**INSTRUCTIONS TO FOLLOW**
Reproduce every line from the start of the lines below through the line containing "x-tick-label-nov: Nov 2024 [666,452,736,486]", including that line.

**AVAILABLE DATA**
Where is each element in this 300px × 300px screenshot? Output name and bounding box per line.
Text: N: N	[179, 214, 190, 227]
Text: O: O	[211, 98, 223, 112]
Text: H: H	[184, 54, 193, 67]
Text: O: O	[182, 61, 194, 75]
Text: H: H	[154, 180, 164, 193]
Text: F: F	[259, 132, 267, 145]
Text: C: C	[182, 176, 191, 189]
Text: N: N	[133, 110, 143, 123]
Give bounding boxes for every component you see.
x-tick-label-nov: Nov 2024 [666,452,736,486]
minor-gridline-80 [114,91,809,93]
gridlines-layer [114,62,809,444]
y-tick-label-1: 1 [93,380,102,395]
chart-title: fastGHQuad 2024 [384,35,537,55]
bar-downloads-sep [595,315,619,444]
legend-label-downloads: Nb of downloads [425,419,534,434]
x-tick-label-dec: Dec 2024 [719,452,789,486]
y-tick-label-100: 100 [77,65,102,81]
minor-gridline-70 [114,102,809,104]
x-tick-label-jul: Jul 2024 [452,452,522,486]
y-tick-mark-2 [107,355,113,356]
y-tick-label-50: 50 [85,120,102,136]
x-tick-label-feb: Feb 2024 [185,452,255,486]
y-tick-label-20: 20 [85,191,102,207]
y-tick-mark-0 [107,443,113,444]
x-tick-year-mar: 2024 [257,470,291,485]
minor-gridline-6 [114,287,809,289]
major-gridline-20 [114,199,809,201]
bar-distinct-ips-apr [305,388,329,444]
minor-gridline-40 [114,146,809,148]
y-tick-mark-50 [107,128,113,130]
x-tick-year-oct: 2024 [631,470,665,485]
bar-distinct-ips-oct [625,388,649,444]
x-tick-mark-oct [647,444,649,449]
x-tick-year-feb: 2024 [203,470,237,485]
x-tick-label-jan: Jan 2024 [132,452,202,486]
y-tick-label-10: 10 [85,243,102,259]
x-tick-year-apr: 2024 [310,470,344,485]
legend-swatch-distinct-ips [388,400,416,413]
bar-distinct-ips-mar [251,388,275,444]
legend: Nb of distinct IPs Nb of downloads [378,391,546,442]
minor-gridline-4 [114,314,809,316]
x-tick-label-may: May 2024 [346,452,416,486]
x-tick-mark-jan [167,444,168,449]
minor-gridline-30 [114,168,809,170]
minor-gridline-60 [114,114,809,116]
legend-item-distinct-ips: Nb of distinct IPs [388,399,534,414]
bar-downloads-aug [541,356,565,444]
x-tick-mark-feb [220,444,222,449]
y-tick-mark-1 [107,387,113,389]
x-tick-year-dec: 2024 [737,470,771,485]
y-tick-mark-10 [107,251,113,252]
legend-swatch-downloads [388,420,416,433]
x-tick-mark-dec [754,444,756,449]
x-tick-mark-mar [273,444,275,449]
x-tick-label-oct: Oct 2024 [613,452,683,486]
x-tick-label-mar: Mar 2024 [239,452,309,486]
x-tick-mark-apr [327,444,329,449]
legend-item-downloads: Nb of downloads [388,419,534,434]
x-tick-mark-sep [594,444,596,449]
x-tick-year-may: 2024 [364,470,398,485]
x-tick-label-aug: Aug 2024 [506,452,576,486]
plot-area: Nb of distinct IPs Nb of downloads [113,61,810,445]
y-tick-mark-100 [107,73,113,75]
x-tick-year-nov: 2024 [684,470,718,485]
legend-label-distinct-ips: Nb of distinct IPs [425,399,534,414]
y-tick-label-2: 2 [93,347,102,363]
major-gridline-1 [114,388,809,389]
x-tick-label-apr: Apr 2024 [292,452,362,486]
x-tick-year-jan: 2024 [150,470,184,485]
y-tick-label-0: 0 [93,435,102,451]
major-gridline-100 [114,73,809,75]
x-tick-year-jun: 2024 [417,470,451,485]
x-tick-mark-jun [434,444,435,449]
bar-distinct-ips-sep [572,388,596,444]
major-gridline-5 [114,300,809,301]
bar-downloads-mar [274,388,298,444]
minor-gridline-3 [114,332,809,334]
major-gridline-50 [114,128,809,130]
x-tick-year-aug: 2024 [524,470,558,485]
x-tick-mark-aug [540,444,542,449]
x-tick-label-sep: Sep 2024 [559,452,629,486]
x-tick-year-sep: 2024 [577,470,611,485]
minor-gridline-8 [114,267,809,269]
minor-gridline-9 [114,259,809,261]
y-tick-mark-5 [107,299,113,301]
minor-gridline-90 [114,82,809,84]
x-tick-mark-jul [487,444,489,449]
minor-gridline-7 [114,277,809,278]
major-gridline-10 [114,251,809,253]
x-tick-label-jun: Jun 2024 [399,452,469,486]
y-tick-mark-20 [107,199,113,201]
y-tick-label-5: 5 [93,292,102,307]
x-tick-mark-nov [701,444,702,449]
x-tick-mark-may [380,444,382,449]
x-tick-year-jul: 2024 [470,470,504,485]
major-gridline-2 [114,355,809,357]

**CORRECT RESPONSE**
Where is each element in this 300px × 300px screenshot? Output name and bounding box per line.
Text: N: N	[179, 214, 190, 227]
Text: O: O	[211, 98, 223, 112]
Text: H: H	[184, 54, 193, 67]
Text: O: O	[182, 61, 194, 75]
Text: H: H	[154, 180, 164, 193]
Text: F: F	[259, 132, 267, 145]
Text: C: C	[182, 176, 191, 189]
Text: N: N	[133, 110, 143, 123]
Give bounding boxes for every component you see.
x-tick-label-nov: Nov 2024 [666,452,736,486]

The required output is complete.